Directions :: Return the number of lines that include the string "vysokoškolský", without any other text.

_ _ _ _ _ _ _

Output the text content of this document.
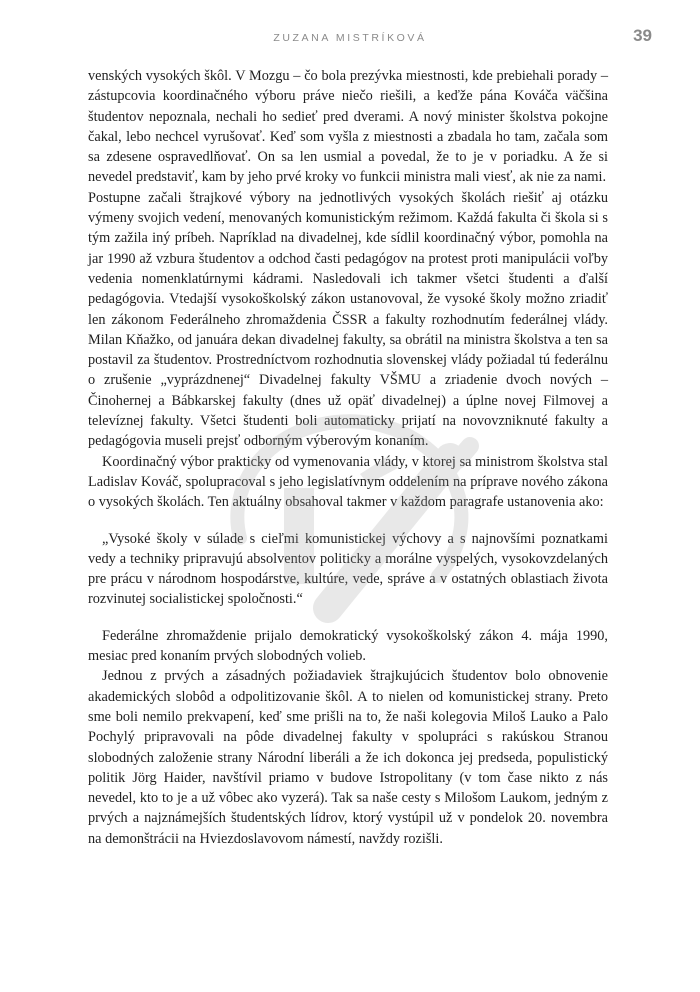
ZUZANA MISTRÍKOVÁ	39

venských vysokých škôl. V Mozgu – čo bola prezývka miestnosti, kde prebiehali porady – zástupcovia koordinačného výboru práve niečo riešili, a keďže pána Kováča väčšina študentov nepoznala, nechali ho sedieť pred dverami. A nový minister školstva pokojne čakal, lebo nechcel vyrušovať. Keď som vyšla z miestnosti a zbadala ho tam, začala som sa zdesene ospravedlňovať. On sa len usmial a povedal, že to je v poriadku. A že si nevedel predstaviť, kam by jeho prvé kroky vo funkcii ministra mali viesť, ak nie za nami.

Postupne začali štrajkové výbory na jednotlivých vysokých školách riešiť aj otázku výmeny svojich vedení, menovaných komunistickým režimom. Každá fakulta či škola si s tým zažila iný príbeh. Napríklad na divadelnej, kde sídlil koordinačný výbor, pomohla na jar 1990 až vzbura študentov a odchod časti pedagógov na protest proti manipulácii voľby vedenia nomenklatúrnymi kádrami. Nasledovali ich takmer všetci študenti a ďalší pedagógovia. Vtedajší vysokoškolský zákon ustanovoval, že vysoké školy možno zriadiť len zákonom Federálneho zhromaždenia ČSSR a fakulty rozhodnutím federálnej vlády. Milan Kňažko, od januára dekan divadelnej fakulty, sa obrátil na ministra školstva a ten sa postavil za študentov. Prostredníctvom rozhodnutia slovenskej vlády požiadal tú federálnu o zrušenie „vyprázdnenej“ Divadelnej fakulty VŠMU a zriadenie dvoch nových – Činohernej a Bábkarskej fakulty (dnes už opäť divadelnej) a úplne novej Filmovej a televíznej fakulty. Všetci študenti boli automaticky prijatí na novovzniknuté fakulty a pedagógovia museli prejsť odborným výberovým konaním.

Koordinačný výbor prakticky od vymenovania vlády, v ktorej sa ministrom školstva stal Ladislav Kováč, spolupracoval s jeho legislatívnym oddelením na príprave nového zákona o vysokých školách. Ten aktuálny obsahoval takmer v každom paragrafe ustanovenia ako:

„Vysoké školy v súlade s cieľmi komunistickej výchovy a s najnovšími poznatkami vedy a techniky pripravujú absolventov politicky a morálne vyspelých, vysokovzdelaných pre prácu v národnom hospodárstve, kultúre, vede, správe a v ostatných oblastiach života rozvinutej socialistickej spoločnosti.“

Federálne zhromaždenie prijalo demokratický vysokoškolský zákon 4. mája 1990, mesiac pred konaním prvých slobodných volieb.

Jednou z prvých a zásadných požiadaviek štrajkujúcich študentov bolo obnovenie akademických slobôd a odpolitizovanie škôl. A to nielen od komunistickej strany. Preto sme boli nemilo prekvapení, keď sme prišli na to, že naši kolegovia Miloš Lauko a Palo Pochylý pripravovali na pôde divadelnej fakulty v spolupráci s rakúskou Stranou slobodných založenie strany Národní liberáli a že ich dokonca jej predseda, populistický politik Jörg Haider, navštívil priamo v budove Istropolitany (v tom čase nikto z nás nevedel, kto to je a už vôbec ako vyzerá). Tak sa naše cesty s Milošom Laukom, jedným z prvých a najznámejších študentských lídrov, ktorý vystúpil už v pondelok 20. novembra na demonštrácii na Hviezdoslavovom námestí, navždy rozišli.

_ _ _ _ _ _ _

Worked solution :: 2